TASK PROMPT
Copy the rows word for word, from the first one through the line containing "Text: 35 (1.3): 35", both included.

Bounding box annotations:
========
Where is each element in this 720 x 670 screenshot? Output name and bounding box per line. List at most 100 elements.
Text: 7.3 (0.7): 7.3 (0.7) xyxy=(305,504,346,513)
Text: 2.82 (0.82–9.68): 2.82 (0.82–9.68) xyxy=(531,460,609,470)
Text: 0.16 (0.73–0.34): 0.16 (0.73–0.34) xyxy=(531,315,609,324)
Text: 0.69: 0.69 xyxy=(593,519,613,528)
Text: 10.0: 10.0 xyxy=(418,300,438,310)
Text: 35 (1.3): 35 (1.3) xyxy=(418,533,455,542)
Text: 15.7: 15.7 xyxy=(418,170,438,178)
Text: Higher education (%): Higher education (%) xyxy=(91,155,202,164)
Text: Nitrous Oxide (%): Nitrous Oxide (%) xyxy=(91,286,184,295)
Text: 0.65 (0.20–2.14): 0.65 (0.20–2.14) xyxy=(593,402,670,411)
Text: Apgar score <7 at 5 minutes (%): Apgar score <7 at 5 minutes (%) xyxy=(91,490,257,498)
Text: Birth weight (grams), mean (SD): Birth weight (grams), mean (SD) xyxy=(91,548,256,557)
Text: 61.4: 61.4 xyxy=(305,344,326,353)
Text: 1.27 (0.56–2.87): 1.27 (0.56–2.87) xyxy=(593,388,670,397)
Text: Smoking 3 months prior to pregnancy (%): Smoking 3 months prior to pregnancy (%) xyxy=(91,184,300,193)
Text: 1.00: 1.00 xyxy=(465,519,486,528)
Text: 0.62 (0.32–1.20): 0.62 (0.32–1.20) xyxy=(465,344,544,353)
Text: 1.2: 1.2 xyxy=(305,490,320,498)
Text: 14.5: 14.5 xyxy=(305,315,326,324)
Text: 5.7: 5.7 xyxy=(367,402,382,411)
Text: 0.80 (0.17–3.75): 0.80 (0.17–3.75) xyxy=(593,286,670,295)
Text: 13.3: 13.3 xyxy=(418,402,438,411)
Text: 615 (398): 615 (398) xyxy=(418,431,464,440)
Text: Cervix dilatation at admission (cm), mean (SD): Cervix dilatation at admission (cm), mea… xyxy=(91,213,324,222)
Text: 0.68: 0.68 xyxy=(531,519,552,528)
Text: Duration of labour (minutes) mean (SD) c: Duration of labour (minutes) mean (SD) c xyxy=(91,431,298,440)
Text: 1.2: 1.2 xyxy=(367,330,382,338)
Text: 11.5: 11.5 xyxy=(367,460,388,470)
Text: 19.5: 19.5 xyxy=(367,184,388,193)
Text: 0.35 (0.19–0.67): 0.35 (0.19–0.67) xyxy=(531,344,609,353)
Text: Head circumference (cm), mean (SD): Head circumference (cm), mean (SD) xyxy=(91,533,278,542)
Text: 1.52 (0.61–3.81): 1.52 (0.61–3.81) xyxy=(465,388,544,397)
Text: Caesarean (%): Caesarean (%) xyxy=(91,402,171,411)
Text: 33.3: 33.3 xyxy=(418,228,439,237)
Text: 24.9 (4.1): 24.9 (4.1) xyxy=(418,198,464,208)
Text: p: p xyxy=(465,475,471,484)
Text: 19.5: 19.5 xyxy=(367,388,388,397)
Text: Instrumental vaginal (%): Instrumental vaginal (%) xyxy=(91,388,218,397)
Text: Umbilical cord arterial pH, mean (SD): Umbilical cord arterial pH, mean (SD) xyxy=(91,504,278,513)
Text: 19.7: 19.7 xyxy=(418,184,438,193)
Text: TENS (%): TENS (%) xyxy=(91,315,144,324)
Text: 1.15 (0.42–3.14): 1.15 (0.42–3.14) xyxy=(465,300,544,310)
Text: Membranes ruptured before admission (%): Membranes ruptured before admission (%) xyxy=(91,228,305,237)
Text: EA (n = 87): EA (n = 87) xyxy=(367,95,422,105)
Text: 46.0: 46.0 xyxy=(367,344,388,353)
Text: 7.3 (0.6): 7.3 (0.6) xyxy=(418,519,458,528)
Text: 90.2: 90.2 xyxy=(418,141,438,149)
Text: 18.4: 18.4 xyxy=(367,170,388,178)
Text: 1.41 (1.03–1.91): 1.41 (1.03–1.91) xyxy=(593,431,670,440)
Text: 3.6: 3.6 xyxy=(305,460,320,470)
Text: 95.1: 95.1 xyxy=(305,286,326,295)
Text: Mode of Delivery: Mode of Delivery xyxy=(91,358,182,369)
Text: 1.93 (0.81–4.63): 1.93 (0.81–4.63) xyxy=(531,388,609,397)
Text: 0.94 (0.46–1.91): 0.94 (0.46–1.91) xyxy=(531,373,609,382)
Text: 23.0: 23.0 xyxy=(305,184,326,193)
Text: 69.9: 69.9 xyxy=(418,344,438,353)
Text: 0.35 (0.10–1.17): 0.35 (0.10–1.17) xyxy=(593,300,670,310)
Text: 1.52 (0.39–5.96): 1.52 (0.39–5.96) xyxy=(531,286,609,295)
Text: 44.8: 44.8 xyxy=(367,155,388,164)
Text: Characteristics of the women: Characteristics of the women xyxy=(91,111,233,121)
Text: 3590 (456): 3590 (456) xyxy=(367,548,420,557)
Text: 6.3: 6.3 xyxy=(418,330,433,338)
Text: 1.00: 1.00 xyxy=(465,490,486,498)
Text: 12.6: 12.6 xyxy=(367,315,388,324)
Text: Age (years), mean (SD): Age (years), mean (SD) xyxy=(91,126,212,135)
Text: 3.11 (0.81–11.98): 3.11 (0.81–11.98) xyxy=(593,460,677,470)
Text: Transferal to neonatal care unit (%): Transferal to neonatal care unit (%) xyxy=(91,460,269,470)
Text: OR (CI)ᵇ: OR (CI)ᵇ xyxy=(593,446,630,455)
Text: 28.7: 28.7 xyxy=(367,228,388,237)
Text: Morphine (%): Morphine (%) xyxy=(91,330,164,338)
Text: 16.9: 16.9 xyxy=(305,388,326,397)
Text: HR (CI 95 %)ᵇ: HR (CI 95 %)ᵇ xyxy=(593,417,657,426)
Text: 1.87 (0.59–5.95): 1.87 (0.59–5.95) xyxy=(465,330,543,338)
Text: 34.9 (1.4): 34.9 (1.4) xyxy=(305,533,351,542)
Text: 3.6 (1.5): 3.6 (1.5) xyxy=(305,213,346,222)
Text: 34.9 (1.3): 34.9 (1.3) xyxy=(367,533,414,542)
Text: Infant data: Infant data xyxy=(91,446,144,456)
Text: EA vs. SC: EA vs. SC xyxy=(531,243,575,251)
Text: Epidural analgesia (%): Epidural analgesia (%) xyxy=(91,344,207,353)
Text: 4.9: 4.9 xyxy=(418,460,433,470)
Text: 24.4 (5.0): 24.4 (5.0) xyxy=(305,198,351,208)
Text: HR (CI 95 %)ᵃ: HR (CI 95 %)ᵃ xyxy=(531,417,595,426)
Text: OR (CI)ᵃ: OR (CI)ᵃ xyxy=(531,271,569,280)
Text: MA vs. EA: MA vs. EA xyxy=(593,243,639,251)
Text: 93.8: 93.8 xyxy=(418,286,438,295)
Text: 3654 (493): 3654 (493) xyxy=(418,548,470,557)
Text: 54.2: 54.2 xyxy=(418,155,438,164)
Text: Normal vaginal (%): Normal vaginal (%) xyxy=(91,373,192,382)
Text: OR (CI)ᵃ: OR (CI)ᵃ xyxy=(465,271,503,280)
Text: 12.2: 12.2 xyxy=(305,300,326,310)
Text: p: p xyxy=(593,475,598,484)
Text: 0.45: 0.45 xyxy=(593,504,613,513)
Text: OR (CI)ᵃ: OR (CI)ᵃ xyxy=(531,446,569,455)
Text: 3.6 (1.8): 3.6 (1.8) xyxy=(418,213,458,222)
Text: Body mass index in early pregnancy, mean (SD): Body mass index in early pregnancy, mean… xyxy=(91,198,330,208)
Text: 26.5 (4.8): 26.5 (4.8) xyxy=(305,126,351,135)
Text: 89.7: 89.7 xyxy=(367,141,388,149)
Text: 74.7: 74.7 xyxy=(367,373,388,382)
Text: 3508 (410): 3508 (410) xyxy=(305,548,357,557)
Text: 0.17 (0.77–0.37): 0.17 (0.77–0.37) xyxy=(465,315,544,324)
========
THE RESPONSE
Where is each element in this 720 x 670 screenshot? Output name and bounding box per line. List at most 100 elements.
Text: 7.3 (0.7): 7.3 (0.7) xyxy=(305,504,346,513)
Text: 2.82 (0.82–9.68): 2.82 (0.82–9.68) xyxy=(531,460,609,470)
Text: 0.16 (0.73–0.34): 0.16 (0.73–0.34) xyxy=(531,315,609,324)
Text: 0.69: 0.69 xyxy=(593,519,613,528)
Text: 10.0: 10.0 xyxy=(418,300,438,310)
Text: 35 (1.3): 35 (1.3) xyxy=(418,533,455,542)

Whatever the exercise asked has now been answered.